● Your objective
Pull each line containing "image" out of the data and copy it.

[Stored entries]
[Start]
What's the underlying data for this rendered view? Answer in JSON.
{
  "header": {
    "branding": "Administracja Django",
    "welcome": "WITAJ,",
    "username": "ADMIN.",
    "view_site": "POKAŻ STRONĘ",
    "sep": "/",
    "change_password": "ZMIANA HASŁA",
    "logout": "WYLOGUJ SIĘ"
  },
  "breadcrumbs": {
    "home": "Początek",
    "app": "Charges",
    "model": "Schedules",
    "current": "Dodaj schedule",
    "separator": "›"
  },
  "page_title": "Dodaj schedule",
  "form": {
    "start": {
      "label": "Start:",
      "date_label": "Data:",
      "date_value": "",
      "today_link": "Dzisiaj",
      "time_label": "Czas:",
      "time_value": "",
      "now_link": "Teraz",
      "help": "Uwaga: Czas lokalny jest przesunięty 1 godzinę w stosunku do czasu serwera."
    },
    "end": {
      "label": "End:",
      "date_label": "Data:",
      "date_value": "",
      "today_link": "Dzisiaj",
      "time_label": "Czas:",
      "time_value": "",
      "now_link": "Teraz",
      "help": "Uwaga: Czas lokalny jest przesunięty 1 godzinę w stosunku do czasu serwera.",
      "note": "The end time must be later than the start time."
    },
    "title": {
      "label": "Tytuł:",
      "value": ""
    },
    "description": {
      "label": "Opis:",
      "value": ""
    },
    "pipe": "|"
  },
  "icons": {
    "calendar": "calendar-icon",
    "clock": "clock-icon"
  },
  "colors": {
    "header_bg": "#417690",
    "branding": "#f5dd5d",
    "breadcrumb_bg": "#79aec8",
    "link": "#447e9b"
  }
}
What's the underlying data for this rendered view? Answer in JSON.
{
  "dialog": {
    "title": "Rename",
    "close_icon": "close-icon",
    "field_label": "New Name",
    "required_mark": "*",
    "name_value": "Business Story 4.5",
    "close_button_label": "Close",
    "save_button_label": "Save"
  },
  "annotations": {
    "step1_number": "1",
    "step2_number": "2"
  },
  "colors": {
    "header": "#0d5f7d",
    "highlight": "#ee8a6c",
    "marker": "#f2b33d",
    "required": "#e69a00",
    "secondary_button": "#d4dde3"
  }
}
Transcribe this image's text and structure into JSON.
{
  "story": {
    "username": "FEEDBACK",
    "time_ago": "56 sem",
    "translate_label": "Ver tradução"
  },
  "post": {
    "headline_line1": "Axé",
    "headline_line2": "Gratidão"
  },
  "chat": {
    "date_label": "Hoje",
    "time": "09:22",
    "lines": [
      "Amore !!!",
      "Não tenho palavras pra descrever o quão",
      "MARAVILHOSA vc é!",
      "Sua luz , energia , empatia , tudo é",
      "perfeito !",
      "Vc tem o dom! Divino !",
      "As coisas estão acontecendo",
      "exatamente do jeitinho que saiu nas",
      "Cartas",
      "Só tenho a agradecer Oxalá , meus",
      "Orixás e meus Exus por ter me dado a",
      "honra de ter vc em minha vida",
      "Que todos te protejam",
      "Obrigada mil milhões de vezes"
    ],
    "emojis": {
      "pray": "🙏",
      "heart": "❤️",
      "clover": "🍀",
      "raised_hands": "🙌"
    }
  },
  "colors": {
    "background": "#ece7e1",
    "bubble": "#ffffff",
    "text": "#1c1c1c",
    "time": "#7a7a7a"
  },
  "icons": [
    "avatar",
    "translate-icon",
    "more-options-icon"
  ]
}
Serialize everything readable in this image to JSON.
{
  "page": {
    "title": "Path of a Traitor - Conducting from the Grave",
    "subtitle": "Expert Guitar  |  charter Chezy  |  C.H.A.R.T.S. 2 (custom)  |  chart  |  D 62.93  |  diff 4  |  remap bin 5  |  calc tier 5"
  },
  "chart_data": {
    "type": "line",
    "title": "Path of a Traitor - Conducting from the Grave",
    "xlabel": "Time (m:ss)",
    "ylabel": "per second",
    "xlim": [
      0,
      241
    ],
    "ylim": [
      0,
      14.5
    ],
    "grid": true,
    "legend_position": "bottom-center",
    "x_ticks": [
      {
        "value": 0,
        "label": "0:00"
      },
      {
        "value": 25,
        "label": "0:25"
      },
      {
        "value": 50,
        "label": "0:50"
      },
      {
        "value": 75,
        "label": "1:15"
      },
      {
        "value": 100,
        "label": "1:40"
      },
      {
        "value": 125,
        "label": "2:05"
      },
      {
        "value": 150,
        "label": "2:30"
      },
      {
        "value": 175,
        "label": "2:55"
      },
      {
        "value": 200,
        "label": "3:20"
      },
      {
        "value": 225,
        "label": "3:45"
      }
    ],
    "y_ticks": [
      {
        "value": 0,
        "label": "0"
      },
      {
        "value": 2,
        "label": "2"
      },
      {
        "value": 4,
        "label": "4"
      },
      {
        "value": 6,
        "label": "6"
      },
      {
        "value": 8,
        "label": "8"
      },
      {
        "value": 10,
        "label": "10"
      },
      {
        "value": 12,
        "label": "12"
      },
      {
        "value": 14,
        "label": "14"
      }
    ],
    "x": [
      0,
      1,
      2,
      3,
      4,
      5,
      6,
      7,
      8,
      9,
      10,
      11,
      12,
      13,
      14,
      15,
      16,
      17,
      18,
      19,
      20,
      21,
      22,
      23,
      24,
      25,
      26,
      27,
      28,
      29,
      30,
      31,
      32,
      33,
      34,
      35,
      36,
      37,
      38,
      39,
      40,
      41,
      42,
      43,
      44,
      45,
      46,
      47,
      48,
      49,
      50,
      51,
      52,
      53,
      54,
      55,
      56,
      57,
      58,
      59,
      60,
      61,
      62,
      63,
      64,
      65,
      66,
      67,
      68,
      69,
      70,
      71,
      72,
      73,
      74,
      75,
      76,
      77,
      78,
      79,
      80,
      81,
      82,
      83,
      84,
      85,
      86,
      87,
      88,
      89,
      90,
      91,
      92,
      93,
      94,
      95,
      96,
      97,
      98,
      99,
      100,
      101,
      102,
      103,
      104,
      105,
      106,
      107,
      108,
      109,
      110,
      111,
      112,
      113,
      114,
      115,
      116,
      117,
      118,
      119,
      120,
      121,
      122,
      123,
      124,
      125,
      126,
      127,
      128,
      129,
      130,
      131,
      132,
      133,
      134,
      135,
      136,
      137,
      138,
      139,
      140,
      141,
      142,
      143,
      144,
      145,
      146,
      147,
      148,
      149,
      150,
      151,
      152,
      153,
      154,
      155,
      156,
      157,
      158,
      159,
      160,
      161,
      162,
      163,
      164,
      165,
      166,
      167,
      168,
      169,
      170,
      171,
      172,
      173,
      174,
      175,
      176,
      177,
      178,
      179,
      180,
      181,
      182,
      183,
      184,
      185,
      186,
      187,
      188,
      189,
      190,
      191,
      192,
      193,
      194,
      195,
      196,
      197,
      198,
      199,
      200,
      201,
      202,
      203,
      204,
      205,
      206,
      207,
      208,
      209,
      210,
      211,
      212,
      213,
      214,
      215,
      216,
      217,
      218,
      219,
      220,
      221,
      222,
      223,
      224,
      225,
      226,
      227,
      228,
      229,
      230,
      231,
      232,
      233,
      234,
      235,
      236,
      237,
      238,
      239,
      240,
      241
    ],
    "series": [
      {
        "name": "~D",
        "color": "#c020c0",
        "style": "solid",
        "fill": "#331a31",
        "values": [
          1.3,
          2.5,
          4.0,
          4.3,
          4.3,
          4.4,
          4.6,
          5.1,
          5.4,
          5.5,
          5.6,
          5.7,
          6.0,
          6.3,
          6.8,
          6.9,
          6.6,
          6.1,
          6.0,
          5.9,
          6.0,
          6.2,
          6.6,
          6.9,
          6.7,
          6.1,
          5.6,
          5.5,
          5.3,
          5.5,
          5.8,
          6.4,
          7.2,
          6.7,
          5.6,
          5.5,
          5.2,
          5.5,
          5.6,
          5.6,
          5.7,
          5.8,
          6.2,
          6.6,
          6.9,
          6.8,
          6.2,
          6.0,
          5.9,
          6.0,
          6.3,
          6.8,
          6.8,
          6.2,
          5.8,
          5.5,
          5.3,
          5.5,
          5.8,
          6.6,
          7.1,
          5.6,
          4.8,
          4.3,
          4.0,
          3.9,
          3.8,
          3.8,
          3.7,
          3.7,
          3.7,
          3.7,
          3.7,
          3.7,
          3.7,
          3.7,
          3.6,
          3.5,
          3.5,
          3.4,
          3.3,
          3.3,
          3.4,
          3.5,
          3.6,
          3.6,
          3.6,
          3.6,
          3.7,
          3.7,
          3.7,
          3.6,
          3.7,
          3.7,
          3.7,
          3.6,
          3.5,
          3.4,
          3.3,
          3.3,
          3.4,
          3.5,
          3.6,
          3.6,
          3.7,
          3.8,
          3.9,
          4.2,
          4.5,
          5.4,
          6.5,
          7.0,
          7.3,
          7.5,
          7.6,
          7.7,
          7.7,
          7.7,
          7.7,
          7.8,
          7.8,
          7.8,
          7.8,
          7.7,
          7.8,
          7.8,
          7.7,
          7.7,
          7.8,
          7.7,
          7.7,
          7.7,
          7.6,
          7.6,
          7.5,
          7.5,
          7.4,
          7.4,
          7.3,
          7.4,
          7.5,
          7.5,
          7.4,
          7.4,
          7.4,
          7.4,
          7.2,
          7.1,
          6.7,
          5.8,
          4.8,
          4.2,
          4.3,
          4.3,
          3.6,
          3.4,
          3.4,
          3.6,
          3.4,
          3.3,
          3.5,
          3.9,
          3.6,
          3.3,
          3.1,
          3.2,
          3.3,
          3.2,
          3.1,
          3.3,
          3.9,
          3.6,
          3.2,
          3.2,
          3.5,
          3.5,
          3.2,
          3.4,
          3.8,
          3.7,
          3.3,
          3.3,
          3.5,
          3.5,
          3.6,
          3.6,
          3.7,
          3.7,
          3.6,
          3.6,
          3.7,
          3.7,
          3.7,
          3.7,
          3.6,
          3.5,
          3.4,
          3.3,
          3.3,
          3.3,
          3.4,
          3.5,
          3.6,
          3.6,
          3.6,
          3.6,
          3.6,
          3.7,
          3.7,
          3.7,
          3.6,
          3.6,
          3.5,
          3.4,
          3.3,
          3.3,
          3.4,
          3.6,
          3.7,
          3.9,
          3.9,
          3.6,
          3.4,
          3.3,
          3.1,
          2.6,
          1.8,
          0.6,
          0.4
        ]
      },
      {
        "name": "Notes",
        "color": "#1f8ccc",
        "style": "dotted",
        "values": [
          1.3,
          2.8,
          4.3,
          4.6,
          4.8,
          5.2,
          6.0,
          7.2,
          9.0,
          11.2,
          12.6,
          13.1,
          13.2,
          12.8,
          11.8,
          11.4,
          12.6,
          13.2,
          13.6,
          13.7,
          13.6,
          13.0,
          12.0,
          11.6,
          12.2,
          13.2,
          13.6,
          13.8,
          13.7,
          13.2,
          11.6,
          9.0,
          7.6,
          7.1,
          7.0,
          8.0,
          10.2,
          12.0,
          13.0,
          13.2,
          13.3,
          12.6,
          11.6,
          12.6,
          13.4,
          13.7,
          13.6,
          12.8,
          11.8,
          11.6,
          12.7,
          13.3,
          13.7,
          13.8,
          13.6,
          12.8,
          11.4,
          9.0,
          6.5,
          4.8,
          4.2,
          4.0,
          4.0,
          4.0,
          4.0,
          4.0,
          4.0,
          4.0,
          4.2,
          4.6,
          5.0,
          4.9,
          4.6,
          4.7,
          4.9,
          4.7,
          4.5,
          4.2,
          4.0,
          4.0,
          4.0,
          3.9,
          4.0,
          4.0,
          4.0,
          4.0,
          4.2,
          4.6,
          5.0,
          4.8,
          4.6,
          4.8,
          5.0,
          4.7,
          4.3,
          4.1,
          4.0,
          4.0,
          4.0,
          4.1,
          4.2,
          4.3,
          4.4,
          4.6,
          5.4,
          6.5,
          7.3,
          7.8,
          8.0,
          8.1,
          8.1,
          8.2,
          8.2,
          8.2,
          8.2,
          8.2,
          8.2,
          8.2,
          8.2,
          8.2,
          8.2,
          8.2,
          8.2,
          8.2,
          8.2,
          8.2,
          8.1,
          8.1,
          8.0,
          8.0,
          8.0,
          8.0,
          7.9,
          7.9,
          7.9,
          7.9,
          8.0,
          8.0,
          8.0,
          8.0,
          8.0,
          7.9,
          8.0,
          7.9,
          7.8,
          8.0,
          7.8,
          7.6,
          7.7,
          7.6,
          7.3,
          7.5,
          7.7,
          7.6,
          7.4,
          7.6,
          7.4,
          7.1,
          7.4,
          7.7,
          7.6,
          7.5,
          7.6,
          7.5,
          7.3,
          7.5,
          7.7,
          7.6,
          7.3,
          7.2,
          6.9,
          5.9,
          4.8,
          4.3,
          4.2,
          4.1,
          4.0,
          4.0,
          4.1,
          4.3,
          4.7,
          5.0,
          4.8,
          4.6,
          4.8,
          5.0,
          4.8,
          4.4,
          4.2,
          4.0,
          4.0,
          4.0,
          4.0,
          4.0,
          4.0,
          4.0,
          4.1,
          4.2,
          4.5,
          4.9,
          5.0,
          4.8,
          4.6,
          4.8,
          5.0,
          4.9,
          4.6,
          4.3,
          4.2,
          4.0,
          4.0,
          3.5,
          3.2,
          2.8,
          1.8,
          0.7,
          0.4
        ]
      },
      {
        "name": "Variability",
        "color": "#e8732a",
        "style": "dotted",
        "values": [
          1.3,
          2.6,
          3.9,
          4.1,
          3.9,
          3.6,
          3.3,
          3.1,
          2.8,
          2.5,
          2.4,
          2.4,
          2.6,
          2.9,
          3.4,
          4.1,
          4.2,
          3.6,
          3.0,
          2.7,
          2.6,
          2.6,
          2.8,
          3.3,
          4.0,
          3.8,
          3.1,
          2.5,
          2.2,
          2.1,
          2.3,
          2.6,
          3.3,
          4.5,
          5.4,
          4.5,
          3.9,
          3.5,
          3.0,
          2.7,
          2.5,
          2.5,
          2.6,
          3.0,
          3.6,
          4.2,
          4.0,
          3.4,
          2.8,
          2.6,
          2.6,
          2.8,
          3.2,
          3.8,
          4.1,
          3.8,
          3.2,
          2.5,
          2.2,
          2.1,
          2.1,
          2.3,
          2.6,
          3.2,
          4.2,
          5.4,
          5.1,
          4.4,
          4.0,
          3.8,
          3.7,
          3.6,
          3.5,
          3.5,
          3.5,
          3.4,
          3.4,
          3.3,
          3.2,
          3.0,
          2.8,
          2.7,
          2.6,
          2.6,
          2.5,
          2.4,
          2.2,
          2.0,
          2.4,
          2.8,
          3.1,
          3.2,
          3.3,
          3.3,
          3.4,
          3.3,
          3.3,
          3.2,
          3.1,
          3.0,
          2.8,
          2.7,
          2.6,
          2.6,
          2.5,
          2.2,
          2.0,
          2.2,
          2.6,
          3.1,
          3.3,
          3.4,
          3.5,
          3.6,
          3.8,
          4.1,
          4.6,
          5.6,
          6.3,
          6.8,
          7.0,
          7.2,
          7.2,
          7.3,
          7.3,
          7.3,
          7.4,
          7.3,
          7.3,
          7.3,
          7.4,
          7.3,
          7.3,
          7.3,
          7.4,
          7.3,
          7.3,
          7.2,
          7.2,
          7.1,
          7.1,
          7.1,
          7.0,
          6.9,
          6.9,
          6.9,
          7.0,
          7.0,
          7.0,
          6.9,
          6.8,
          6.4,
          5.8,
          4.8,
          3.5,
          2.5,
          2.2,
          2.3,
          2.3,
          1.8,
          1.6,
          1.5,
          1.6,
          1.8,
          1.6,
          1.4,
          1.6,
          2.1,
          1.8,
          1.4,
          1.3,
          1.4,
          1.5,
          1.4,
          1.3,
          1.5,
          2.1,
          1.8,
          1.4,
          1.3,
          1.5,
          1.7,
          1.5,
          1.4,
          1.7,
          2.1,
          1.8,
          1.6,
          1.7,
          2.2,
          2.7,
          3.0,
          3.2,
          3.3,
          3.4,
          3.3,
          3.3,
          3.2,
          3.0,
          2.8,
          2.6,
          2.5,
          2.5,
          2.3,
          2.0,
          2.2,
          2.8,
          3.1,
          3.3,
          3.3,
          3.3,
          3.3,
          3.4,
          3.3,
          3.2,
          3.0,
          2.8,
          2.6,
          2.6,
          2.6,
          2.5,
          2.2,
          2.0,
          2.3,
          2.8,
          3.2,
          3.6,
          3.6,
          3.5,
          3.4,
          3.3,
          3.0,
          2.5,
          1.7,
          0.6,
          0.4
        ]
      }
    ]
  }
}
[End]
● Reply to the task
Transcribe this image's text and structure into JSON.
Serialize everything readable in this image to JSON.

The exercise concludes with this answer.